» **The exercise**
Repeat the lines that follow, leaving nothing out.

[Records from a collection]
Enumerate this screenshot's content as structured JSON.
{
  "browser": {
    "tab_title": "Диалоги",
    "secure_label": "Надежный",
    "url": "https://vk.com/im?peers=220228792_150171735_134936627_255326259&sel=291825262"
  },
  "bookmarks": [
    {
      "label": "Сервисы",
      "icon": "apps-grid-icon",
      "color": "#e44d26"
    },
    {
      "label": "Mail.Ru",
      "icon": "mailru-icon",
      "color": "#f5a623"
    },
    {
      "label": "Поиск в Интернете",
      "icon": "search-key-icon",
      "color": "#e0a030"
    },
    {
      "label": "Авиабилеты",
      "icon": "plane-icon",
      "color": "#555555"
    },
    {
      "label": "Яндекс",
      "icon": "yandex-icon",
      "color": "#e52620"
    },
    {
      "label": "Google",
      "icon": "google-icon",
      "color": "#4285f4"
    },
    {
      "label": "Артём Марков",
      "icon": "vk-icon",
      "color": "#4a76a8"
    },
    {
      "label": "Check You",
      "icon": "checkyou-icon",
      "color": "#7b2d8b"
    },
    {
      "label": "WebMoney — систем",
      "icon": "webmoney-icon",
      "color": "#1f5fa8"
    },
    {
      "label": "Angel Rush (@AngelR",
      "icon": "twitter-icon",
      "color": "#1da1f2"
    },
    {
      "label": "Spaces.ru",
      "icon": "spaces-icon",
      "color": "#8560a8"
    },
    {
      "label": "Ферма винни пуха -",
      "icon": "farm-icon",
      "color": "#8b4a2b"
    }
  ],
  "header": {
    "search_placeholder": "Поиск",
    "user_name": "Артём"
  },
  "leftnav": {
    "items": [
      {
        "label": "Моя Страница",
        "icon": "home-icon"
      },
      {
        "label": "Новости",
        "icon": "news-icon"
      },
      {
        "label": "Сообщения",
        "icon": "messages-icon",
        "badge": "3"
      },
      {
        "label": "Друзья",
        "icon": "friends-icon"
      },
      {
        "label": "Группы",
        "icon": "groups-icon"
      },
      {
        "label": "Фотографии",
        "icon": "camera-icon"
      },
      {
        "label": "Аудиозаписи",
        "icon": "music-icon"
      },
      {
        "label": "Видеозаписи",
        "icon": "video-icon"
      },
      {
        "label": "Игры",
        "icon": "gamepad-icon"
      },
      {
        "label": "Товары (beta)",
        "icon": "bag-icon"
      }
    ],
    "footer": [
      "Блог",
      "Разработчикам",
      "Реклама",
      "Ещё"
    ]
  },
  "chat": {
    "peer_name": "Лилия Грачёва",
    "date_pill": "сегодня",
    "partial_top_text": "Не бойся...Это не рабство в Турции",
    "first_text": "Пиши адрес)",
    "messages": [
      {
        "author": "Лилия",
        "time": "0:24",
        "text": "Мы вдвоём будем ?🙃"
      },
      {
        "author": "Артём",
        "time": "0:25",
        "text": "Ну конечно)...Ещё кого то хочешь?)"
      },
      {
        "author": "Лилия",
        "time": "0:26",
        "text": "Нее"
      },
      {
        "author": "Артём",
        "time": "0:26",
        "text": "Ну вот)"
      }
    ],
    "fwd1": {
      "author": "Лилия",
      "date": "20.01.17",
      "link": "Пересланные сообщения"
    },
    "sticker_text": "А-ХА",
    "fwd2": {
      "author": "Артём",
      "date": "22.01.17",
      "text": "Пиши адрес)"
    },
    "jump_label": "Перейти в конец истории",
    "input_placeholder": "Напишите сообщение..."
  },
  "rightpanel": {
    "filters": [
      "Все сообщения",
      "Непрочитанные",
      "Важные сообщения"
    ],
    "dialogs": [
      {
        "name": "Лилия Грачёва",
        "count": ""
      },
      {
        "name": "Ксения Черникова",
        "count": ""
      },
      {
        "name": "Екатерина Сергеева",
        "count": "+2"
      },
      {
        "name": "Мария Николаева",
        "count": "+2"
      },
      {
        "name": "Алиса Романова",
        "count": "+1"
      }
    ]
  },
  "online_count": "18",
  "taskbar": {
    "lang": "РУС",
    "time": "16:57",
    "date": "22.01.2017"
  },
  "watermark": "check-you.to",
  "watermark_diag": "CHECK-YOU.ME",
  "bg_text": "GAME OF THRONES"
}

» **The solution**
Enumerate this screenshot's content as structured JSON.
{
  "browser": {
    "tab_title": "Диалоги",
    "secure_label": "Надежный",
    "url": "https://vk.com/im?peers=220228792_150171735_134936627_255326259&sel=291825262"
  },
  "bookmarks": [
    {
      "label": "Сервисы",
      "icon": "apps-grid-icon",
      "color": "#e44d26"
    },
    {
      "label": "Mail.Ru",
      "icon": "mailru-icon",
      "color": "#f5a623"
    },
    {
      "label": "Поиск в Интернете",
      "icon": "search-key-icon",
      "color": "#e0a030"
    },
    {
      "label": "Авиабилеты",
      "icon": "plane-icon",
      "color": "#555555"
    },
    {
      "label": "Яндекс",
      "icon": "yandex-icon",
      "color": "#e52620"
    },
    {
      "label": "Google",
      "icon": "google-icon",
      "color": "#4285f4"
    },
    {
      "label": "Артём Марков",
      "icon": "vk-icon",
      "color": "#4a76a8"
    },
    {
      "label": "Check You",
      "icon": "checkyou-icon",
      "color": "#7b2d8b"
    },
    {
      "label": "WebMoney — систем",
      "icon": "webmoney-icon",
      "color": "#1f5fa8"
    },
    {
      "label": "Angel Rush (@AngelR",
      "icon": "twitter-icon",
      "color": "#1da1f2"
    },
    {
      "label": "Spaces.ru",
      "icon": "spaces-icon",
      "color": "#8560a8"
    },
    {
      "label": "Ферма винни пуха -",
      "icon": "farm-icon",
      "color": "#8b4a2b"
    }
  ],
  "header": {
    "search_placeholder": "Поиск",
    "user_name": "Артём"
  },
  "leftnav": {
    "items": [
      {
        "label": "Моя Страница",
        "icon": "home-icon"
      },
      {
        "label": "Новости",
        "icon": "news-icon"
      },
      {
        "label": "Сообщения",
        "icon": "messages-icon",
        "badge": "3"
      },
      {
        "label": "Друзья",
        "icon": "friends-icon"
      },
      {
        "label": "Группы",
        "icon": "groups-icon"
      },
      {
        "label": "Фотографии",
        "icon": "camera-icon"
      },
      {
        "label": "Аудиозаписи",
        "icon": "music-icon"
      },
      {
        "label": "Видеозаписи",
        "icon": "video-icon"
      },
      {
        "label": "Игры",
        "icon": "gamepad-icon"
      },
      {
        "label": "Товары (beta)",
        "icon": "bag-icon"
      }
    ],
    "footer": [
      "Блог",
      "Разработчикам",
      "Реклама",
      "Ещё"
    ]
  },
  "chat": {
    "peer_name": "Лилия Грачёва",
    "date_pill": "сегодня",
    "partial_top_text": "Не бойся...Это не рабство в Турции",
    "first_text": "Пиши адрес)",
    "messages": [
      {
        "author": "Лилия",
        "time": "0:24",
        "text": "Мы вдвоём будем ?🙃"
      },
      {
        "author": "Артём",
        "time": "0:25",
        "text": "Ну конечно)...Ещё кого то хочешь?)"
      },
      {
        "author": "Лилия",
        "time": "0:26",
        "text": "Нее"
      },
      {
        "author": "Артём",
        "time": "0:26",
        "text": "Ну вот)"
      }
    ],
    "fwd1": {
      "author": "Лилия",
      "date": "20.01.17",
      "link": "Пересланные сообщения"
    },
    "sticker_text": "А-ХА",
    "fwd2": {
      "author": "Артём",
      "date": "22.01.17",
      "text": "Пиши адрес)"
    },
    "jump_label": "Перейти в конец истории",
    "input_placeholder": "Напишите сообщение..."
  },
  "rightpanel": {
    "filters": [
      "Все сообщения",
      "Непрочитанные",
      "Важные сообщения"
    ],
    "dialogs": [
      {
        "name": "Лилия Грачёва",
        "count": ""
      },
      {
        "name": "Ксения Черникова",
        "count": ""
      },
      {
        "name": "Екатерина Сергеева",
        "count": "+2"
      },
      {
        "name": "Мария Николаева",
        "count": "+2"
      },
      {
        "name": "Алиса Романова",
        "count": "+1"
      }
    ]
  },
  "online_count": "18",
  "taskbar": {
    "lang": "РУС",
    "time": "16:57",
    "date": "22.01.2017"
  },
  "watermark": "check-you.to",
  "watermark_diag": "CHECK-YOU.ME",
  "bg_text": "GAME OF THRONES"
}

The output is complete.